— Start EXTRACTED DATA —
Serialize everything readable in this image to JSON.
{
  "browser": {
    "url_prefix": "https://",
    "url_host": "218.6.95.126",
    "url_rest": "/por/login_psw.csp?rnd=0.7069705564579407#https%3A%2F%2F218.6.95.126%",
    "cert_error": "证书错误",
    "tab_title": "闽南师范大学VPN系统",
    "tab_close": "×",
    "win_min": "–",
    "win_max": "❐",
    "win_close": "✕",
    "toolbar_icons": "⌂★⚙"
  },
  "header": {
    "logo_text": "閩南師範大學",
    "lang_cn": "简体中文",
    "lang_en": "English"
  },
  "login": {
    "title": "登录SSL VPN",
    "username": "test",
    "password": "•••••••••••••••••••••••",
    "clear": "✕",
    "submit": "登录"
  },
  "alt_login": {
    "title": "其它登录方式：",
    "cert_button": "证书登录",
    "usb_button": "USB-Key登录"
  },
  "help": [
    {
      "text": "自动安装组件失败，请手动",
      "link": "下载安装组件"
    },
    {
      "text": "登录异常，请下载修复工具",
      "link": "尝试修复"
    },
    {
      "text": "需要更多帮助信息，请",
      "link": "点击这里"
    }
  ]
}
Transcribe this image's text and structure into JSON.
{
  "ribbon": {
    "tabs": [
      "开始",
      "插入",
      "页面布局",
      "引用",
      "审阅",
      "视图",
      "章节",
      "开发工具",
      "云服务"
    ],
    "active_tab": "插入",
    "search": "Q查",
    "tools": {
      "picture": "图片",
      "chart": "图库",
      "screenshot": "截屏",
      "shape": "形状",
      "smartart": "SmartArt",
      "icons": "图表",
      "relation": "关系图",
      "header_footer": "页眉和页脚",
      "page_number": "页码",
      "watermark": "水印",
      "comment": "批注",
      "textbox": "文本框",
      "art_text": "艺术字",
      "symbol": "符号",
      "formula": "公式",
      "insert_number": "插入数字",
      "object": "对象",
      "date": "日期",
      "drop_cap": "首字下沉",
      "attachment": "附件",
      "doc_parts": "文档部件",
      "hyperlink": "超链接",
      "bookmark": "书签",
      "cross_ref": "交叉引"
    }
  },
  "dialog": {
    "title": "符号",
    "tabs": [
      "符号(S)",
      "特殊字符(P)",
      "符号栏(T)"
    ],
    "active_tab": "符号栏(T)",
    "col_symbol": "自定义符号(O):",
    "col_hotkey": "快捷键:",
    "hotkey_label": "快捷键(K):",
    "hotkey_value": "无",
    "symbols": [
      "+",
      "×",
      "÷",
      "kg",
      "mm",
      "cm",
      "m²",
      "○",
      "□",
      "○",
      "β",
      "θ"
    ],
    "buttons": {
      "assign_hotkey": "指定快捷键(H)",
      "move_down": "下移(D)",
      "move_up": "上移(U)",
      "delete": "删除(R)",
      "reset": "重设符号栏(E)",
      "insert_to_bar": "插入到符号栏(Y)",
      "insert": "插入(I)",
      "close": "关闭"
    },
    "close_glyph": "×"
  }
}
— End EXTRACTED DATA —
- [INSTRUCTION]: Using the exact wording, write out all of the records.

- [ANSWER TO THE EXERCISE]:
Serialize everything readable in this image to JSON.
{
  "browser": {
    "url_prefix": "https://",
    "url_host": "218.6.95.126",
    "url_rest": "/por/login_psw.csp?rnd=0.7069705564579407#https%3A%2F%2F218.6.95.126%",
    "cert_error": "证书错误",
    "tab_title": "闽南师范大学VPN系统",
    "tab_close": "×",
    "win_min": "–",
    "win_max": "❐",
    "win_close": "✕",
    "toolbar_icons": "⌂★⚙"
  },
  "header": {
    "logo_text": "閩南師範大學",
    "lang_cn": "简体中文",
    "lang_en": "English"
  },
  "login": {
    "title": "登录SSL VPN",
    "username": "test",
    "password": "•••••••••••••••••••••••",
    "clear": "✕",
    "submit": "登录"
  },
  "alt_login": {
    "title": "其它登录方式：",
    "cert_button": "证书登录",
    "usb_button": "USB-Key登录"
  },
  "help": [
    {
      "text": "自动安装组件失败，请手动",
      "link": "下载安装组件"
    },
    {
      "text": "登录异常，请下载修复工具",
      "link": "尝试修复"
    },
    {
      "text": "需要更多帮助信息，请",
      "link": "点击这里"
    }
  ]
}
Transcribe this image's text and structure into JSON.
{
  "ribbon": {
    "tabs": [
      "开始",
      "插入",
      "页面布局",
      "引用",
      "审阅",
      "视图",
      "章节",
      "开发工具",
      "云服务"
    ],
    "active_tab": "插入",
    "search": "Q查",
    "tools": {
      "picture": "图片",
      "chart": "图库",
      "screenshot": "截屏",
      "shape": "形状",
      "smartart": "SmartArt",
      "icons": "图表",
      "relation": "关系图",
      "header_footer": "页眉和页脚",
      "page_number": "页码",
      "watermark": "水印",
      "comment": "批注",
      "textbox": "文本框",
      "art_text": "艺术字",
      "symbol": "符号",
      "formula": "公式",
      "insert_number": "插入数字",
      "object": "对象",
      "date": "日期",
      "drop_cap": "首字下沉",
      "attachment": "附件",
      "doc_parts": "文档部件",
      "hyperlink": "超链接",
      "bookmark": "书签",
      "cross_ref": "交叉引"
    }
  },
  "dialog": {
    "title": "符号",
    "tabs": [
      "符号(S)",
      "特殊字符(P)",
      "符号栏(T)"
    ],
    "active_tab": "符号栏(T)",
    "col_symbol": "自定义符号(O):",
    "col_hotkey": "快捷键:",
    "hotkey_label": "快捷键(K):",
    "hotkey_value": "无",
    "symbols": [
      "+",
      "×",
      "÷",
      "kg",
      "mm",
      "cm",
      "m²",
      "○",
      "□",
      "○",
      "β",
      "θ"
    ],
    "buttons": {
      "assign_hotkey": "指定快捷键(H)",
      "move_down": "下移(D)",
      "move_up": "上移(U)",
      "delete": "删除(R)",
      "reset": "重设符号栏(E)",
      "insert_to_bar": "插入到符号栏(Y)",
      "insert": "插入(I)",
      "close": "关闭"
    },
    "close_glyph": "×"
  }
}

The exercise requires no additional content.